Start of SUPPLIED PASSAGE

Soldier of the Bengal Regiment

Rajab Ali Khan, also known as Havildar Rajab Ali, was a soldier of the Bengal Regiment who defected during the Sepoy Revolt of 1857. He commanded the rebels at Chittagong and was chased by British forces as far as Sylhet and Manipur.

== Description ==

The identity of Havildar Rajab Ali is quite unclear. Many historians and researchers consider him to be a resident of Sandwip, an island off the coast of Chittagong. At a young age, he joined the Bengal Regiment as a sepoy and was later promoted to a 4th Company Havildar. The 34th Regiment of Bengal Native Infantry had 120 havildars only. At that time, he was living at the Parade Ground army camp near Pahartali, which was under the charge of Captain PHK Dewaal.

== Rebellion ==
On 12 November 1857, four hundred sepoys of the 34th Regiment of Bengal Native Infantry called for rebellion against the British East India Company. Among the sepoys of Chittagong, the sepoys of Barrackpore were also present. It is thought that it was the latter who arrived in Chittagong to spread the revolt. The sepoys attacked the armoury and treasury, collecting weapons and equipment. After attacking the British jail, they freed all the prisoners. Rajab Ali Khan commanded the 2nd, 3rd and 4th regiments along with sepoy Jamal Khan. At that time, many officers faced casualties. In panic, the British soldiers took shelter in the ships at sea. Chittagong was independent of British rule for thirty hours. After attacking the barracks, the rebels left Chittagong with elephants, ammunition and other necessary supplies though at one point they did become weak due to lack of supplies.

End of SUPPLIED PASSAGE
Start of RECORDS SUPPLIED

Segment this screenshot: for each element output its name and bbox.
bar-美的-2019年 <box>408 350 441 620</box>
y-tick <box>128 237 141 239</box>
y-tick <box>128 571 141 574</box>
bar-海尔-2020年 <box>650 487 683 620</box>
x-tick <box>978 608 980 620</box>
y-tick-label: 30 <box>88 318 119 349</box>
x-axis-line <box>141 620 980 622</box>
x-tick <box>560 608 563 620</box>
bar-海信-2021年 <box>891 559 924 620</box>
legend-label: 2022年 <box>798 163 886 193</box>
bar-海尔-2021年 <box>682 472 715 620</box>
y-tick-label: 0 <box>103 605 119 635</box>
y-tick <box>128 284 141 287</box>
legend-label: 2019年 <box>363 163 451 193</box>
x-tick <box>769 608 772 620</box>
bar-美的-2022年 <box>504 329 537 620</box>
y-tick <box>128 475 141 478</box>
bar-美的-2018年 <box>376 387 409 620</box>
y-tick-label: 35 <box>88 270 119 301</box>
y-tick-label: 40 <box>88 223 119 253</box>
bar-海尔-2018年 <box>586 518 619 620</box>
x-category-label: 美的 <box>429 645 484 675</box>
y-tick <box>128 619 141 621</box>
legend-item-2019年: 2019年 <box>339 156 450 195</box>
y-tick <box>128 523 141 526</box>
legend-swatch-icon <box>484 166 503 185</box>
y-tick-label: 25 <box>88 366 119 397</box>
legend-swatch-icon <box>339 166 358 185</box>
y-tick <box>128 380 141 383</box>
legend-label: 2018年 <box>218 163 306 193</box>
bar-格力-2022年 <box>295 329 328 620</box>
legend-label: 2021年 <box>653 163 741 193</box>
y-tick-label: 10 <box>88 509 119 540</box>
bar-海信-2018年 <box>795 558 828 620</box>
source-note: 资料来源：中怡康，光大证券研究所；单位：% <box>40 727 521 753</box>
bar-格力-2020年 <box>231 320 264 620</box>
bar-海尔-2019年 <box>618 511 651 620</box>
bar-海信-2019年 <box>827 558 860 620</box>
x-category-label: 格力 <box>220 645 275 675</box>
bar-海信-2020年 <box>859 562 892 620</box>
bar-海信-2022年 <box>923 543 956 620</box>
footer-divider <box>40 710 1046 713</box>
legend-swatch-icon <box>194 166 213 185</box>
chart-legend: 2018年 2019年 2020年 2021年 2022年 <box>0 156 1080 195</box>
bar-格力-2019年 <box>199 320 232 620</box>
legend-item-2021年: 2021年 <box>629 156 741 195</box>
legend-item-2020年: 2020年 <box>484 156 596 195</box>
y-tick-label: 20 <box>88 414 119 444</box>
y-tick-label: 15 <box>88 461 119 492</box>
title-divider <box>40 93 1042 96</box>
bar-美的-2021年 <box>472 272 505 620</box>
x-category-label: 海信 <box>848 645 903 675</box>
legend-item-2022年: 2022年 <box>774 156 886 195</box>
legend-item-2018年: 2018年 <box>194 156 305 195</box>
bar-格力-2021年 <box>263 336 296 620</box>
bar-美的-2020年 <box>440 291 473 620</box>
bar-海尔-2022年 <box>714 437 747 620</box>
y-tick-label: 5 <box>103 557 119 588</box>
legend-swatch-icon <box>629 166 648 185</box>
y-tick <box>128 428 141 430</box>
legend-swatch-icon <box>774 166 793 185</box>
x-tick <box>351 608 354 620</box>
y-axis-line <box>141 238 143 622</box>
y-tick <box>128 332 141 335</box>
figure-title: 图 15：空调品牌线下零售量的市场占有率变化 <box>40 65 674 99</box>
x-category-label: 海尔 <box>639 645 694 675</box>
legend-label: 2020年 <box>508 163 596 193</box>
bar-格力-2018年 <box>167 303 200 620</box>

End of RECORDS SUPPLIED

#### [YOUR TASK]
According to the passage on Havildar Rajab Ali, for how long was Chittagong independent of British rule?

#### [EXERCISE RESPONSE]
Thirty hours.